+++ Supplied data +++

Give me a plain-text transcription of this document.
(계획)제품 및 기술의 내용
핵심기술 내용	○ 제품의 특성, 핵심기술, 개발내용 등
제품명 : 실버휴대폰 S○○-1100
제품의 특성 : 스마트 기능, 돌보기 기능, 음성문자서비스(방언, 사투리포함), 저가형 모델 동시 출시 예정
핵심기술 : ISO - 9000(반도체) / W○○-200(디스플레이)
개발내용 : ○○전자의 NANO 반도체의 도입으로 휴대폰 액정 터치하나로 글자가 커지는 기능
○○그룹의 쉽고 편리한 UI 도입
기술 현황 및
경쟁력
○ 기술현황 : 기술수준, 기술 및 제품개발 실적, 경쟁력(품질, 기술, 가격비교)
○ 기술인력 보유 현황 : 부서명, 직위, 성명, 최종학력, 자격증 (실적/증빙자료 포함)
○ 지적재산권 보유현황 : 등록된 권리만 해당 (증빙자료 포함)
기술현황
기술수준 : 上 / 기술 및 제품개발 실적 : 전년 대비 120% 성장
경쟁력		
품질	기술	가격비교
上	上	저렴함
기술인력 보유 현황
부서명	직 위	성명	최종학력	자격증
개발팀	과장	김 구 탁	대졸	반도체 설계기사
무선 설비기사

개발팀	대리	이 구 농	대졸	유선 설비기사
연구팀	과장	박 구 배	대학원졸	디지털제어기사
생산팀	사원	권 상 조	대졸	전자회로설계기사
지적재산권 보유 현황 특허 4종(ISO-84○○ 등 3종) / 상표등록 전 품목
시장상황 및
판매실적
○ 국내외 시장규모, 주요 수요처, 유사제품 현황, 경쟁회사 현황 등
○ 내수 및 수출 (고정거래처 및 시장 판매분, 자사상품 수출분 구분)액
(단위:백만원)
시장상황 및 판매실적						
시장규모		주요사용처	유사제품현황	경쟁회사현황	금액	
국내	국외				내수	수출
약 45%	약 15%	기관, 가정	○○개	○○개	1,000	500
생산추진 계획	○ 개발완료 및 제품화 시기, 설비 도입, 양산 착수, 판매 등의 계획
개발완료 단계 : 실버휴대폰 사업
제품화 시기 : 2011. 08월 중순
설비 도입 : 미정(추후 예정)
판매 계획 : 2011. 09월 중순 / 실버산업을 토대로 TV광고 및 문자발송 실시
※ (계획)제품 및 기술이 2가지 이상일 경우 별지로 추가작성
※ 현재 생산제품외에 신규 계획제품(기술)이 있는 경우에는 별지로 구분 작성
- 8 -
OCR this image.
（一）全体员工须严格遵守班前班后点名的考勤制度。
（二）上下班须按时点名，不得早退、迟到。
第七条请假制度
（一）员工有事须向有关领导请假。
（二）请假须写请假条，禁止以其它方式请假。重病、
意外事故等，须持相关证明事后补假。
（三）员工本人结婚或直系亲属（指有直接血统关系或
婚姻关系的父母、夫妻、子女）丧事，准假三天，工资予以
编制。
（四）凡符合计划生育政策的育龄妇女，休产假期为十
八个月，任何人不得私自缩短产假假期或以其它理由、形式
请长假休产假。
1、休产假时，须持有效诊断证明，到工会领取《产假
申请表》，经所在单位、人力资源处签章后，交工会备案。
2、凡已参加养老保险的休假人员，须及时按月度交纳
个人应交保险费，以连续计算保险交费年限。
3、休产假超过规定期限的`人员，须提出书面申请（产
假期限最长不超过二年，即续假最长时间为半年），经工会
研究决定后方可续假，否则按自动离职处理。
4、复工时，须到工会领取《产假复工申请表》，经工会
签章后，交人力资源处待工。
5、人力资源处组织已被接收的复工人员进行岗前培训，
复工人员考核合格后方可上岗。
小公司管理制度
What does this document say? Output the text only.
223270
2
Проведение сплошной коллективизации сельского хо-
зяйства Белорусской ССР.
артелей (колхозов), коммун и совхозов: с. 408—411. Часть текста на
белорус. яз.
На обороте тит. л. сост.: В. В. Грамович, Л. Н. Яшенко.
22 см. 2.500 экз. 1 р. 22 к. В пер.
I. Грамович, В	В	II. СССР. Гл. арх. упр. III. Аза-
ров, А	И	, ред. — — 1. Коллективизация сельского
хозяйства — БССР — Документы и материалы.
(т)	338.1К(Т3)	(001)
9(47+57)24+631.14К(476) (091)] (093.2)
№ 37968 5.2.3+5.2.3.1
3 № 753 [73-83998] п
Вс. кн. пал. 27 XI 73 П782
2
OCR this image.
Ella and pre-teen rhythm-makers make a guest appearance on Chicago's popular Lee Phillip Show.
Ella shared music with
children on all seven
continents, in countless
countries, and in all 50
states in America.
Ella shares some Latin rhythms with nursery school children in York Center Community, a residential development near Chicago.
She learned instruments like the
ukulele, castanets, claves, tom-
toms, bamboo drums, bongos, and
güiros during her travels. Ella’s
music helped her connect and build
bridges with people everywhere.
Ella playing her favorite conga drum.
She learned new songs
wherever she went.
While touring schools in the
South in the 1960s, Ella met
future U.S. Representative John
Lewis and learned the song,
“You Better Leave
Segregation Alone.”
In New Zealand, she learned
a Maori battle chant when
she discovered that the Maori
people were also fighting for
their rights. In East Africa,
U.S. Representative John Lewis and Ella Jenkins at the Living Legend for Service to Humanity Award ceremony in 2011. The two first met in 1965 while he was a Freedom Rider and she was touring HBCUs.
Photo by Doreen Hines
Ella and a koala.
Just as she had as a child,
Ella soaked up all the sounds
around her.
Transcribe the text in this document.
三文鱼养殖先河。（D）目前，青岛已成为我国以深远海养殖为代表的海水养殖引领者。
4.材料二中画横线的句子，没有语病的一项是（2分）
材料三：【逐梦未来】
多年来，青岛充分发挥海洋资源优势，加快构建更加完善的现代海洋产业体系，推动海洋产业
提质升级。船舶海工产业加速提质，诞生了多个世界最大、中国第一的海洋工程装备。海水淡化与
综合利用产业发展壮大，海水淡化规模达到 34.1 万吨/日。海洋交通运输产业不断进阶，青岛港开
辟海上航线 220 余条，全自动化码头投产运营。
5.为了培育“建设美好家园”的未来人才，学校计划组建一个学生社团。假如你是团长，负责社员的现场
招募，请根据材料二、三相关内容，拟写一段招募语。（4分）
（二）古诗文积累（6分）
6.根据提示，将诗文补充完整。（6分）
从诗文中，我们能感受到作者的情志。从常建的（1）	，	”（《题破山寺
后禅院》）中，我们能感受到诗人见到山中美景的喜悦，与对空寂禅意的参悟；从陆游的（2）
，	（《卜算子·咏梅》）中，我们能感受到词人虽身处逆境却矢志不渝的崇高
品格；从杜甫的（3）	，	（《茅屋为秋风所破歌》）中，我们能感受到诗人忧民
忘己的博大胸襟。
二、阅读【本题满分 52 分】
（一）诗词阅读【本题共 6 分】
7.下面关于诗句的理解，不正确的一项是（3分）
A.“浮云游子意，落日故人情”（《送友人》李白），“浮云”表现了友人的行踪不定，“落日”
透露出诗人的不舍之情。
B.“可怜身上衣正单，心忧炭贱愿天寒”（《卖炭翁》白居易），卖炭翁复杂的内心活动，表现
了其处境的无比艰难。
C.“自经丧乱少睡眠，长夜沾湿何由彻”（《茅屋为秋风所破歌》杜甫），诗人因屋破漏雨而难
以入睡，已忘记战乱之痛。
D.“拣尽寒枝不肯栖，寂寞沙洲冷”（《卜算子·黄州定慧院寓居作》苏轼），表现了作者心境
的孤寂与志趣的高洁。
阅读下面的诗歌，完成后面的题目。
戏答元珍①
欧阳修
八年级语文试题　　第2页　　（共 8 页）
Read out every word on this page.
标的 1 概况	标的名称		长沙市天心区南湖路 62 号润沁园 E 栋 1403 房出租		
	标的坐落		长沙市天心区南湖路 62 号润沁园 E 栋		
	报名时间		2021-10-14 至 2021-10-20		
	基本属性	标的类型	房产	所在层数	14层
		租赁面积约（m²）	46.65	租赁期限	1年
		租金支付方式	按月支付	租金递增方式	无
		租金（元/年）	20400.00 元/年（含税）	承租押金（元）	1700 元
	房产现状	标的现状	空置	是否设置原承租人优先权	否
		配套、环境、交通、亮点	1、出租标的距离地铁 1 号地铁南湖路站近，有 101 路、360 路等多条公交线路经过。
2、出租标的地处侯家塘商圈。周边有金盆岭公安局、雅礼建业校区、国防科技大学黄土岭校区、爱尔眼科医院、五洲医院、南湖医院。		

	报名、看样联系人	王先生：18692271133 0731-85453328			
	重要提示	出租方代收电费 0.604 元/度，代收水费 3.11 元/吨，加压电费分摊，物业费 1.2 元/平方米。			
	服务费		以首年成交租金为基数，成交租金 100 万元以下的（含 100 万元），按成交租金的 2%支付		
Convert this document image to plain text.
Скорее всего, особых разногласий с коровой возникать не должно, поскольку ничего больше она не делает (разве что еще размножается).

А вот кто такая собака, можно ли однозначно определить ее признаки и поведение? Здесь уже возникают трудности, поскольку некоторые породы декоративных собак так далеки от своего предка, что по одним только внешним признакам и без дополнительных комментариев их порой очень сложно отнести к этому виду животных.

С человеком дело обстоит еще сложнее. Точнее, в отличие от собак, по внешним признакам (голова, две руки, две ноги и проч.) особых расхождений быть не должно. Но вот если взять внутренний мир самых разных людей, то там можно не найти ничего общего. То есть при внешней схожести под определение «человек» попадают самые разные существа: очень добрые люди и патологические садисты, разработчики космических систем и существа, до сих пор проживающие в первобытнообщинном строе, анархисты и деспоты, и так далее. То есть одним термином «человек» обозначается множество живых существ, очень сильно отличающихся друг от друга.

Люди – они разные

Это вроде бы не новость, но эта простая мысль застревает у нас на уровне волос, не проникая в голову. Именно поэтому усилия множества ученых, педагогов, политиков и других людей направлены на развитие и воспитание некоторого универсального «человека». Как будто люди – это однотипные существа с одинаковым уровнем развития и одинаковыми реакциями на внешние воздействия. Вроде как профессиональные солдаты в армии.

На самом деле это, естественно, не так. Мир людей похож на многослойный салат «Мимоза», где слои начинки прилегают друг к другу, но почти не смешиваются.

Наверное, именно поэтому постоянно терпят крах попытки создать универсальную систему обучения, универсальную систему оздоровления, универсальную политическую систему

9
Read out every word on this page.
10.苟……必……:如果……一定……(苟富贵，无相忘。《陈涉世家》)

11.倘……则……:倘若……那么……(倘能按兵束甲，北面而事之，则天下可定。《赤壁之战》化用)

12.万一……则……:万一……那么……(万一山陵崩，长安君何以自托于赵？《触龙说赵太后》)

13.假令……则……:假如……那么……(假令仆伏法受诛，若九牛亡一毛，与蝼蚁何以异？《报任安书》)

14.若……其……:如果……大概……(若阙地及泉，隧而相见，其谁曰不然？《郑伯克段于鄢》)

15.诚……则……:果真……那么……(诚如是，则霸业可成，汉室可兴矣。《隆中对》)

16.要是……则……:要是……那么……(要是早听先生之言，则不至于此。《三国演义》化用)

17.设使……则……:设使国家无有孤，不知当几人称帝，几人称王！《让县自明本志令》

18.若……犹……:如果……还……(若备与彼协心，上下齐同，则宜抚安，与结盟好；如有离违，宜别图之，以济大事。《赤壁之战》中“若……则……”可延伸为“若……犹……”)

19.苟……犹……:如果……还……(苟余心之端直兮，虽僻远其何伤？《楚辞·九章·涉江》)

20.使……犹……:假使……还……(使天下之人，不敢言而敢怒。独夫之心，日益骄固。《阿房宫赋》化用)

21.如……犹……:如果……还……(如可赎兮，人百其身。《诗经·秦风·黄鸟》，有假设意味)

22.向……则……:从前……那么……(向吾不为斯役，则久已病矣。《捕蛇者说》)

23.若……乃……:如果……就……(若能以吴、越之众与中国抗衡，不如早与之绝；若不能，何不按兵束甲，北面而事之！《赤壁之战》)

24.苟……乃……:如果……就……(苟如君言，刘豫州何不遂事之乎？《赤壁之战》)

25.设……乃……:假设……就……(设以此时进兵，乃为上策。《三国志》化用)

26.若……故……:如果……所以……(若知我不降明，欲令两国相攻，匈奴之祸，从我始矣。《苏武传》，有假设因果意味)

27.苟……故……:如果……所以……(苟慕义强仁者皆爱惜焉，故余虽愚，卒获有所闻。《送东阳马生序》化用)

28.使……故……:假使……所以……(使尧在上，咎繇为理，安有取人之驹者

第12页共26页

+++

> _Aim of the exercise_
Pull every line holding "北面而事之" out of the records.

> _The output_
11.倘……则……:倘若……那么……(倘能按兵束甲，北面而事之，则天下可定。《赤壁之战》化用)
23.若……乃……:如果……就……(若能以吴、越之众与中国抗衡，不如早与之绝；若不能，何不按兵束甲，北面而事之！《赤壁之战》)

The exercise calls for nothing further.